[Bounding box entries]
-- start --

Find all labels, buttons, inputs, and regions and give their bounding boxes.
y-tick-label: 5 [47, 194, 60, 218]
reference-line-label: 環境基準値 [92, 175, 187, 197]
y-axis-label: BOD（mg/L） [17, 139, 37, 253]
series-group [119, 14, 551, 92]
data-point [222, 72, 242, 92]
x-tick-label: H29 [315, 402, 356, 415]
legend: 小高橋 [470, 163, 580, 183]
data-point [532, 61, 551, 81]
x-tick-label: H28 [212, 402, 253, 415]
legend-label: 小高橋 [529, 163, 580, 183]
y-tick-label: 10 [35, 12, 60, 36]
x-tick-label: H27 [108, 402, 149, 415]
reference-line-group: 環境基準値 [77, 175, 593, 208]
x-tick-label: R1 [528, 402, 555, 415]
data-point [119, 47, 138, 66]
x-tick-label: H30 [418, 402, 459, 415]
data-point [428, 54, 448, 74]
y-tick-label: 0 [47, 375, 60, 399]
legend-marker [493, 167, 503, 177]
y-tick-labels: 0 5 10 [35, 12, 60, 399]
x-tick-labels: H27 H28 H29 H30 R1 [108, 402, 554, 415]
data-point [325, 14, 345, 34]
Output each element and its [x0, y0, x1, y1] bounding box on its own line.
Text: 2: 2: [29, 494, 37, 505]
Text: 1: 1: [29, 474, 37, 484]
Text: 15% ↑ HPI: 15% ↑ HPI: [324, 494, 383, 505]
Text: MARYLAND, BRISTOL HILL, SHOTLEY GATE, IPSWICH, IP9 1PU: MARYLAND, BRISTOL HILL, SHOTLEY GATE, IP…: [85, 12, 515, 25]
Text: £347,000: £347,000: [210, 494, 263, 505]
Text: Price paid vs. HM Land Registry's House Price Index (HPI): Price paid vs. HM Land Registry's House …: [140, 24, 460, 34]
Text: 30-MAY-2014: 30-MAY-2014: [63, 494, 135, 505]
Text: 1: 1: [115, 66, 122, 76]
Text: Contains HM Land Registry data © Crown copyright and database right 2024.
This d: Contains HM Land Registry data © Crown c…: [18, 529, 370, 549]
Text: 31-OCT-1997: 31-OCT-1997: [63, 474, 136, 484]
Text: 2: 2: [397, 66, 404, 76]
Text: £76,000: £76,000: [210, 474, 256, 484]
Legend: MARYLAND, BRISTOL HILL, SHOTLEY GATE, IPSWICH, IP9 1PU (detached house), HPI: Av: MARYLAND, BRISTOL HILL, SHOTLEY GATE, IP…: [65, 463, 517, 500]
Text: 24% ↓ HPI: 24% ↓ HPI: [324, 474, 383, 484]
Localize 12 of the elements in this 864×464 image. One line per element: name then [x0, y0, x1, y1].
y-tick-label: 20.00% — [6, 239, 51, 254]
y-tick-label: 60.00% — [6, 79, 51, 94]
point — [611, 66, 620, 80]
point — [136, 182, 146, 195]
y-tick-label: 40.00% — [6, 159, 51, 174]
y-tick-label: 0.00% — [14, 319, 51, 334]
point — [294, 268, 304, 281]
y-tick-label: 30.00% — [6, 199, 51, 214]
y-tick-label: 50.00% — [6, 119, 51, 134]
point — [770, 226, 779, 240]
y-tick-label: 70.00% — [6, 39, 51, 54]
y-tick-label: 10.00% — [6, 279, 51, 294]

-- end --

**WHAT TO DO**
Copy out the stretch from the start of the entries through the line containing "reference-line-group: 環境基準値 [77, 175, 593, 208]", including that line, with every character unchanged.

**SOLUTION TO THE PROBLEM**
Find all labels, buttons, inputs, and regions and give their bounding boxes.
y-tick-label: 5 [47, 194, 60, 218]
reference-line-label: 環境基準値 [92, 175, 187, 197]
y-axis-label: BOD（mg/L） [17, 139, 37, 253]
series-group [119, 14, 551, 92]
data-point [222, 72, 242, 92]
x-tick-label: H29 [315, 402, 356, 415]
legend: 小高橋 [470, 163, 580, 183]
data-point [532, 61, 551, 81]
x-tick-label: H28 [212, 402, 253, 415]
legend-label: 小高橋 [529, 163, 580, 183]
y-tick-label: 10 [35, 12, 60, 36]
x-tick-label: H27 [108, 402, 149, 415]
reference-line-group: 環境基準値 [77, 175, 593, 208]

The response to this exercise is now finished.